# What to do
All entries are to be given again verbatim.
BEGIN
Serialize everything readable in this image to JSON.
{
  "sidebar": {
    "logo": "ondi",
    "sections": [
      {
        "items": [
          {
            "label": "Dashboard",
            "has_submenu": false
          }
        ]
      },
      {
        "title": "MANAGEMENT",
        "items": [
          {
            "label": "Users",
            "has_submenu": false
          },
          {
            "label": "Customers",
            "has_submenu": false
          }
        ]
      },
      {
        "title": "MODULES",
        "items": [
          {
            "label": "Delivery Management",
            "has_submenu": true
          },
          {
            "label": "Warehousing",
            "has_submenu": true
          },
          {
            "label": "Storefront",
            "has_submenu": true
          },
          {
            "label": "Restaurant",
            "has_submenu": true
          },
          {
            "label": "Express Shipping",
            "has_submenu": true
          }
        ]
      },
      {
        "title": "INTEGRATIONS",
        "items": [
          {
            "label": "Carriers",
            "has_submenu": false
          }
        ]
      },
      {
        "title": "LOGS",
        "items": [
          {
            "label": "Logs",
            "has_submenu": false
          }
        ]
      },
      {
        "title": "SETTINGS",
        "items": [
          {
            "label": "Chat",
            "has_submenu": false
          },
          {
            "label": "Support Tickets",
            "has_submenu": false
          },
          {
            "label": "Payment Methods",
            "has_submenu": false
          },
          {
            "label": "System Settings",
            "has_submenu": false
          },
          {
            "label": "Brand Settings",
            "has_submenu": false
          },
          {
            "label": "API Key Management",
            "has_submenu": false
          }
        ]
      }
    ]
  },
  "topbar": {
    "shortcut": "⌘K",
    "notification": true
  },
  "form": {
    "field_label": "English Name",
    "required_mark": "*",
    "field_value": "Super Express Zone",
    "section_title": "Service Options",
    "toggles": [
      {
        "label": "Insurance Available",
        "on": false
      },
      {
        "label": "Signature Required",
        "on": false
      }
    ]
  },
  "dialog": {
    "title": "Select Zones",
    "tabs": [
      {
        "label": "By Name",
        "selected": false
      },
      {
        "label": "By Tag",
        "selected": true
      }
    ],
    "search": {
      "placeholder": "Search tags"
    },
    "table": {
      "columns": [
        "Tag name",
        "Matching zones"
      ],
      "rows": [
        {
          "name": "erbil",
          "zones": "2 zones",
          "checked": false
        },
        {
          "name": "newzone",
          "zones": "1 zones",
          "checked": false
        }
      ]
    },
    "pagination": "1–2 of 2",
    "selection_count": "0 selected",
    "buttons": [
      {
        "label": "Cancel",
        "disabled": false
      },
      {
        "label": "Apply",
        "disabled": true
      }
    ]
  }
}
END
# Correct answer
Serialize everything readable in this image to JSON.
{
  "sidebar": {
    "logo": "ondi",
    "sections": [
      {
        "items": [
          {
            "label": "Dashboard",
            "has_submenu": false
          }
        ]
      },
      {
        "title": "MANAGEMENT",
        "items": [
          {
            "label": "Users",
            "has_submenu": false
          },
          {
            "label": "Customers",
            "has_submenu": false
          }
        ]
      },
      {
        "title": "MODULES",
        "items": [
          {
            "label": "Delivery Management",
            "has_submenu": true
          },
          {
            "label": "Warehousing",
            "has_submenu": true
          },
          {
            "label": "Storefront",
            "has_submenu": true
          },
          {
            "label": "Restaurant",
            "has_submenu": true
          },
          {
            "label": "Express Shipping",
            "has_submenu": true
          }
        ]
      },
      {
        "title": "INTEGRATIONS",
        "items": [
          {
            "label": "Carriers",
            "has_submenu": false
          }
        ]
      },
      {
        "title": "LOGS",
        "items": [
          {
            "label": "Logs",
            "has_submenu": false
          }
        ]
      },
      {
        "title": "SETTINGS",
        "items": [
          {
            "label": "Chat",
            "has_submenu": false
          },
          {
            "label": "Support Tickets",
            "has_submenu": false
          },
          {
            "label": "Payment Methods",
            "has_submenu": false
          },
          {
            "label": "System Settings",
            "has_submenu": false
          },
          {
            "label": "Brand Settings",
            "has_submenu": false
          },
          {
            "label": "API Key Management",
            "has_submenu": false
          }
        ]
      }
    ]
  },
  "topbar": {
    "shortcut": "⌘K",
    "notification": true
  },
  "form": {
    "field_label": "English Name",
    "required_mark": "*",
    "field_value": "Super Express Zone",
    "section_title": "Service Options",
    "toggles": [
      {
        "label": "Insurance Available",
        "on": false
      },
      {
        "label": "Signature Required",
        "on": false
      }
    ]
  },
  "dialog": {
    "title": "Select Zones",
    "tabs": [
      {
        "label": "By Name",
        "selected": false
      },
      {
        "label": "By Tag",
        "selected": true
      }
    ],
    "search": {
      "placeholder": "Search tags"
    },
    "table": {
      "columns": [
        "Tag name",
        "Matching zones"
      ],
      "rows": [
        {
          "name": "erbil",
          "zones": "2 zones",
          "checked": false
        },
        {
          "name": "newzone",
          "zones": "1 zones",
          "checked": false
        }
      ]
    },
    "pagination": "1–2 of 2",
    "selection_count": "0 selected",
    "buttons": [
      {
        "label": "Cancel",
        "disabled": false
      },
      {
        "label": "Apply",
        "disabled": true
      }
    ]
  }
}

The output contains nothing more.